• [DO THIS]:
Copy out lines with the word "source" from the material that follows.

----------

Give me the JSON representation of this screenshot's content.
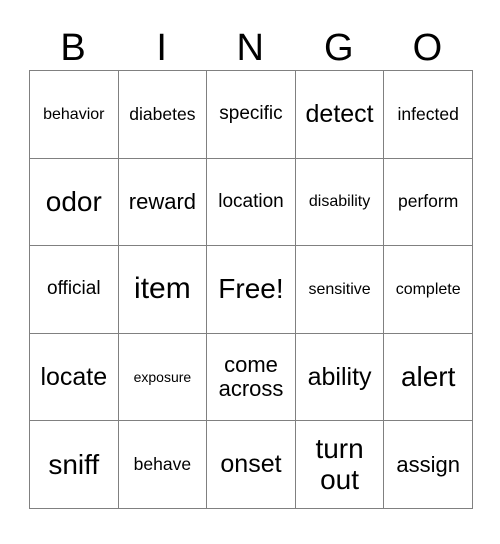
{
  "card": {
    "headers": [
      "B",
      "I",
      "N",
      "G",
      "O"
    ],
    "rows": [
      [
        {
          "text": "behavior",
          "size": "s"
        },
        {
          "text": "diabetes",
          "size": "m"
        },
        {
          "text": "specific",
          "size": "l"
        },
        {
          "text": "detect",
          "size": "xxl"
        },
        {
          "text": "infected",
          "size": "m"
        }
      ],
      [
        {
          "text": "odor",
          "size": "3xl"
        },
        {
          "text": "reward",
          "size": "xl"
        },
        {
          "text": "location",
          "size": "l"
        },
        {
          "text": "disability",
          "size": "s"
        },
        {
          "text": "perform",
          "size": "m"
        }
      ],
      [
        {
          "text": "official",
          "size": "l"
        },
        {
          "text": "item",
          "size": "4xl"
        },
        {
          "text": "Free!",
          "size": "3xl"
        },
        {
          "text": "sensitive",
          "size": "s"
        },
        {
          "text": "complete",
          "size": "s"
        }
      ],
      [
        {
          "text": "locate",
          "size": "xxl"
        },
        {
          "text": "exposure",
          "size": "xs"
        },
        {
          "text": "come across",
          "size": "xl"
        },
        {
          "text": "ability",
          "size": "xxl"
        },
        {
          "text": "alert",
          "size": "3xl"
        }
      ],
      [
        {
          "text": "sniff",
          "size": "3xl"
        },
        {
          "text": "behave",
          "size": "m"
        },
        {
          "text": "onset",
          "size": "xxl"
        },
        {
          "text": "turn out",
          "size": "3xl"
        },
        {
          "text": "assign",
          "size": "xl"
        }
      ]
    ]
  }
}
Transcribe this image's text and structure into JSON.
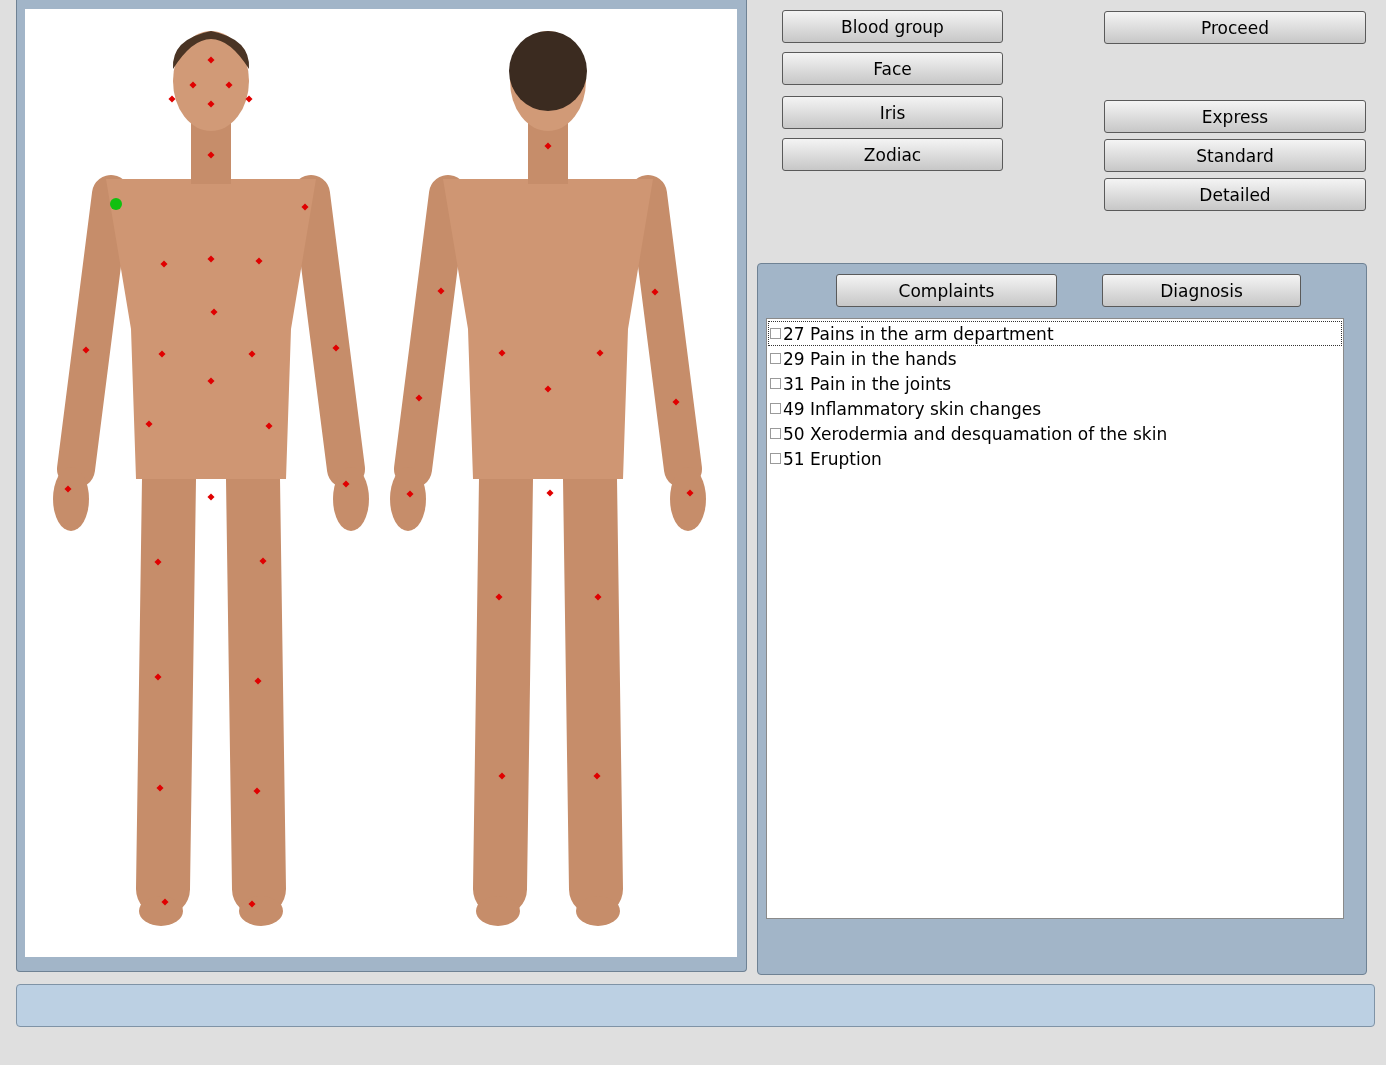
{
  "view_buttons": [
    "Blood group",
    "Face",
    "Iris",
    "Zodiac"
  ],
  "proceed_button": "Proceed",
  "mode_buttons": [
    "Express",
    "Standard",
    "Detailed"
  ],
  "panel_buttons": [
    "Complaints",
    "Diagnosis"
  ],
  "complaints": [
    {
      "label": "27 Pains in the arm department",
      "checked": false,
      "selected": true
    },
    {
      "label": "29 Pain in the hands",
      "checked": false,
      "selected": false
    },
    {
      "label": "31 Pain in the joints",
      "checked": false,
      "selected": false
    },
    {
      "label": "49 Inflammatory skin changes",
      "checked": false,
      "selected": false
    },
    {
      "label": "50 Xerodermia and desquamation of the skin",
      "checked": false,
      "selected": false
    },
    {
      "label": "51 Eruption",
      "checked": false,
      "selected": false
    }
  ]
}
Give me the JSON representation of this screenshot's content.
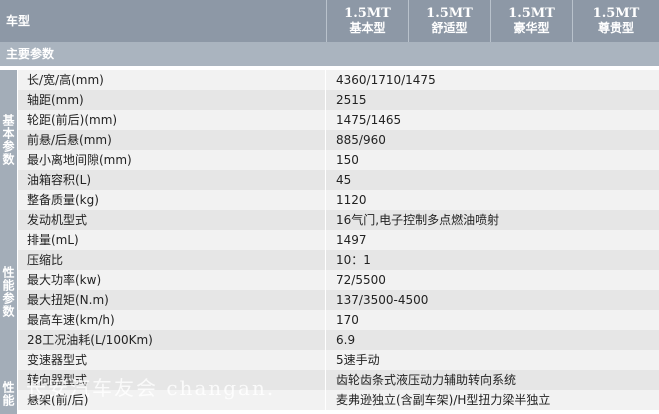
{
  "header": {
    "title": "车型",
    "models": [
      {
        "l1": "1.5MT",
        "l2": "基本型"
      },
      {
        "l1": "1.5MT",
        "l2": "舒适型"
      },
      {
        "l1": "1.5MT",
        "l2": "豪华型"
      },
      {
        "l1": "1.5MT",
        "l2": "尊贵型"
      }
    ]
  },
  "section": "主要参数",
  "groups": [
    {
      "label": "基本参数"
    },
    {
      "label": "性能参数"
    },
    {
      "label": "性能"
    }
  ],
  "rows": [
    {
      "label": "长/宽/高(mm)",
      "value": "4360/1710/1475"
    },
    {
      "label": "轴距(mm)",
      "value": "2515"
    },
    {
      "label": "轮距(前后)(mm)",
      "value": "1475/1465"
    },
    {
      "label": "前悬/后悬(mm)",
      "value": "885/960"
    },
    {
      "label": "最小离地间隙(mm)",
      "value": "150"
    },
    {
      "label": "油箱容积(L)",
      "value": "45"
    },
    {
      "label": "整备质量(kg)",
      "value": "1120"
    },
    {
      "label": "发动机型式",
      "value": "16气门,电子控制多点燃油喷射"
    },
    {
      "label": "排量(mL)",
      "value": "1497"
    },
    {
      "label": "压缩比",
      "value": "10：1"
    },
    {
      "label": "最大功率(kw)",
      "value": "72/5500"
    },
    {
      "label": "最大扭矩(N.m)",
      "value": "137/3500-4500"
    },
    {
      "label": "最高车速(km/h)",
      "value": "170"
    },
    {
      "label": "28工况油耗(L/100Km)",
      "value": "6.9"
    },
    {
      "label": "变速器型式",
      "value": "5速手动"
    },
    {
      "label": "转向器型式",
      "value": "齿轮齿条式液压动力辅助转向系统"
    },
    {
      "label": "悬架(前/后)",
      "value": "麦弗逊独立(含副车架)/H型扭力梁半独立"
    }
  ],
  "watermark": "长安汽车友会 changan."
}
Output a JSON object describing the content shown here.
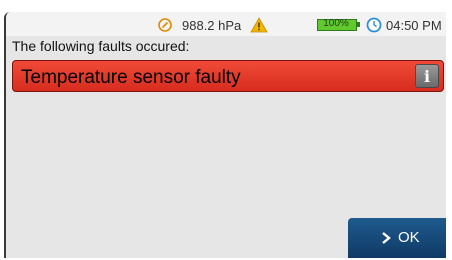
{
  "status_bar": {
    "pressure_icon": "gauge-icon",
    "pressure": "988.2 hPa",
    "warning_icon": "warning-triangle-icon",
    "battery_icon": "battery-icon",
    "battery": "100%",
    "clock_icon": "clock-icon",
    "time": "04:50 PM"
  },
  "fault_panel": {
    "heading": "The following faults occured:",
    "faults": [
      {
        "text": "Temperature sensor faulty",
        "info_icon": "info-icon",
        "info_glyph": "i"
      }
    ]
  },
  "footer": {
    "ok_icon": "chevron-right-icon",
    "ok_label": "OK"
  },
  "colors": {
    "fault_background": "#e23a2a",
    "ok_button": "#174a7a",
    "battery_fill": "#5fc92e",
    "warning": "#f2b600",
    "clock": "#2b8fd6",
    "gauge": "#e08a00",
    "screen_background": "#e6e6e6"
  }
}
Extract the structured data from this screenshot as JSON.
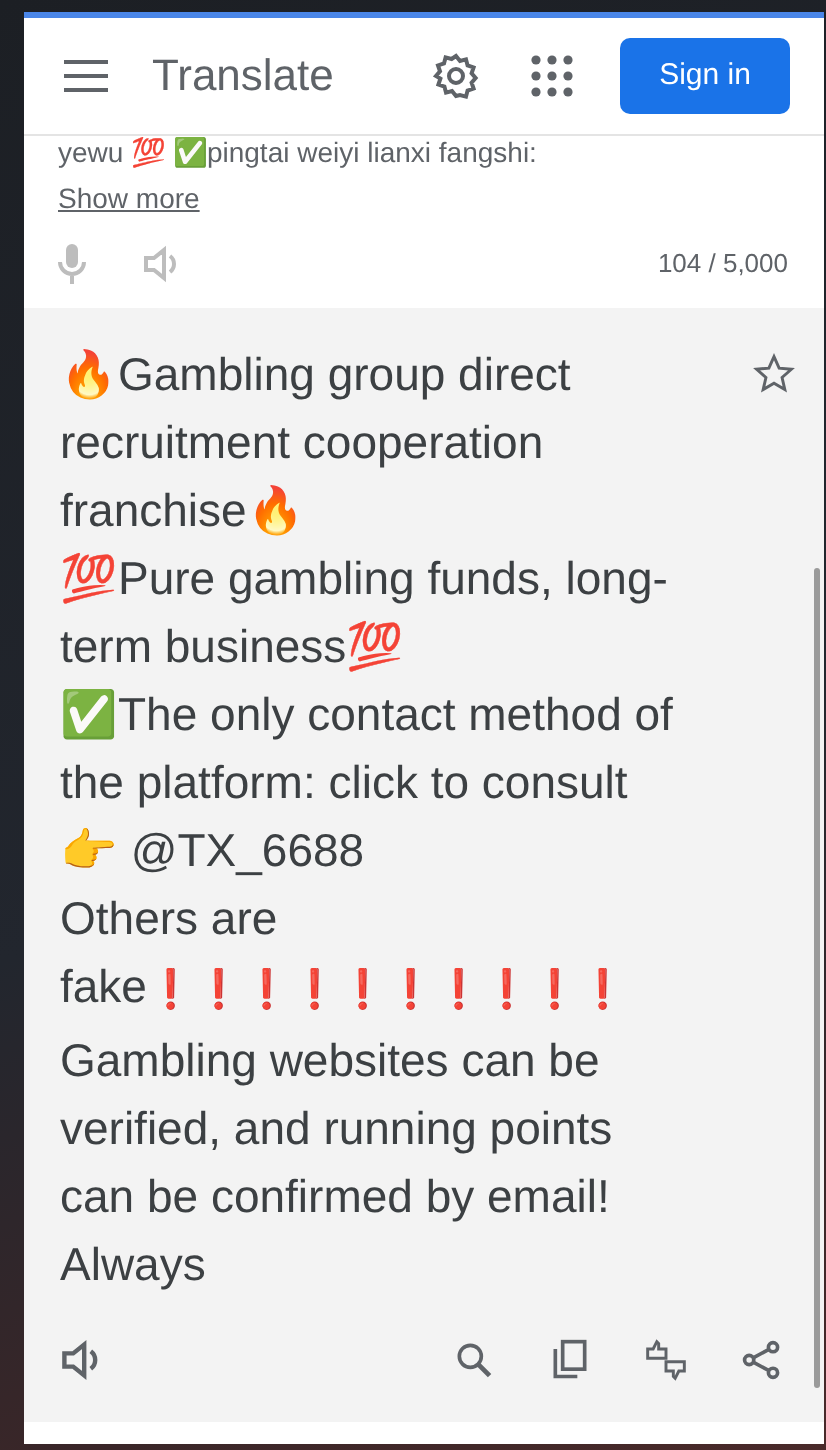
{
  "header": {
    "title": "Translate",
    "sign_in": "Sign in"
  },
  "source": {
    "text": "yewu 💯 ✅pingtai weiyi lianxi fangshi:",
    "show_more": "Show more",
    "char_count": "104 / 5,000"
  },
  "translation": {
    "lines": [
      {
        "text": "🔥Gambling group direct recruitment cooperation franchise🔥"
      },
      {
        "text": "💯Pure gambling funds, long-term business💯"
      },
      {
        "text": "✅The only contact method of the platform: click to consult👉 @TX_6688"
      },
      {
        "text": "Others are fake",
        "marks": "❗❗❗❗❗❗❗❗❗❗"
      },
      {
        "text": "Gambling websites can be verified, and running points can be confirmed by email! Always"
      }
    ]
  }
}
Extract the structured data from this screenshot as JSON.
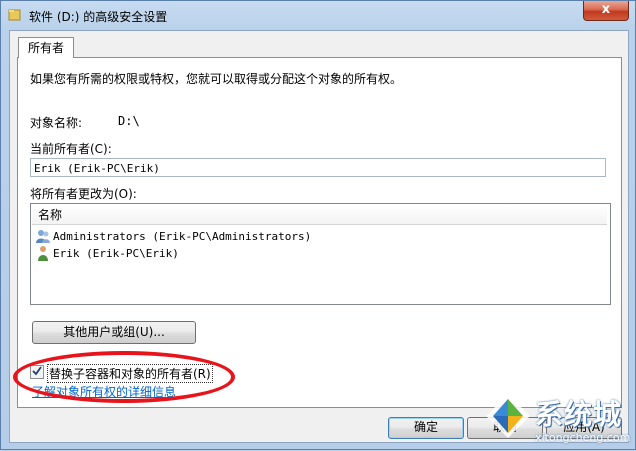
{
  "window": {
    "title": "软件 (D:) 的高级安全设置",
    "close_glyph": "x"
  },
  "tab": {
    "label": "所有者"
  },
  "description": "如果您有所需的权限或特权，您就可以取得或分配这个对象的所有权。",
  "object_name": {
    "label": "对象名称:",
    "value": "D:\\"
  },
  "current_owner": {
    "label": "当前所有者(C):",
    "value": "Erik (Erik-PC\\Erik)"
  },
  "change_owner": {
    "label": "将所有者更改为(O):",
    "column_header": "名称",
    "items": [
      {
        "label": "Administrators (Erik-PC\\Administrators)",
        "icon": "users-group-icon"
      },
      {
        "label": "Erik (Erik-PC\\Erik)",
        "icon": "user-icon"
      }
    ]
  },
  "other_users_button": "其他用户或组(U)...",
  "replace_checkbox": {
    "label": "替换子容器和对象的所有者(R)",
    "checked": true
  },
  "learn_more_link": "了解对象所有权的详细信息",
  "buttons": {
    "ok": "确定",
    "cancel": "取消",
    "apply": "应用(A)"
  },
  "watermark": {
    "text": "系统城",
    "url": "xitongcheng.com"
  },
  "colors": {
    "annotation": "#e8141c",
    "link": "#0066cc",
    "title_bar": "#b9d1ea"
  }
}
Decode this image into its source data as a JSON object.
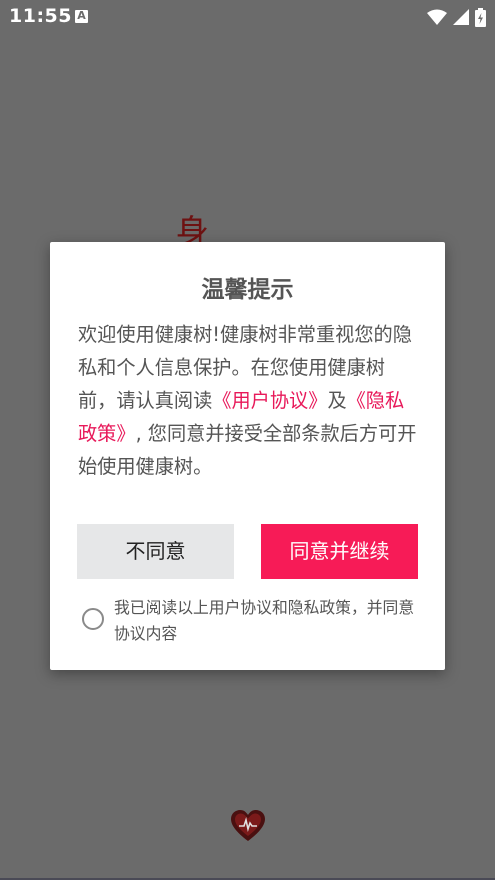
{
  "status_bar": {
    "time": "11:55",
    "notification_icon": "a-app-icon",
    "wifi_icon": "wifi-icon",
    "signal_icon": "signal-icon",
    "battery_icon": "battery-charging-icon"
  },
  "background": {
    "partial_text": "身",
    "logo_icon": "heart-logo-icon"
  },
  "dialog": {
    "title": "温馨提示",
    "body_intro": "欢迎使用健康树!健康树非常重视您的隐私和个人信息保护。在您使用健康树前，请认真阅读",
    "user_agreement_link": "《用户协议》",
    "and_text": "及",
    "privacy_policy_link": "《隐私政策》",
    "body_outro": ", 您同意并接受全部条款后方可开始使用健康树。",
    "decline_label": "不同意",
    "accept_label": "同意并继续",
    "agree_text": "我已阅读以上用户协议和隐私政策，并同意协议内容"
  },
  "colors": {
    "accent": "#f71b57",
    "link": "#e8195a",
    "overlay": "#6b6b6b",
    "decline_bg": "#e6e7e8"
  }
}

----------

• [EXERCISE OUTPUT]:
  "source": {
Decode this image into its source data as a JSON object.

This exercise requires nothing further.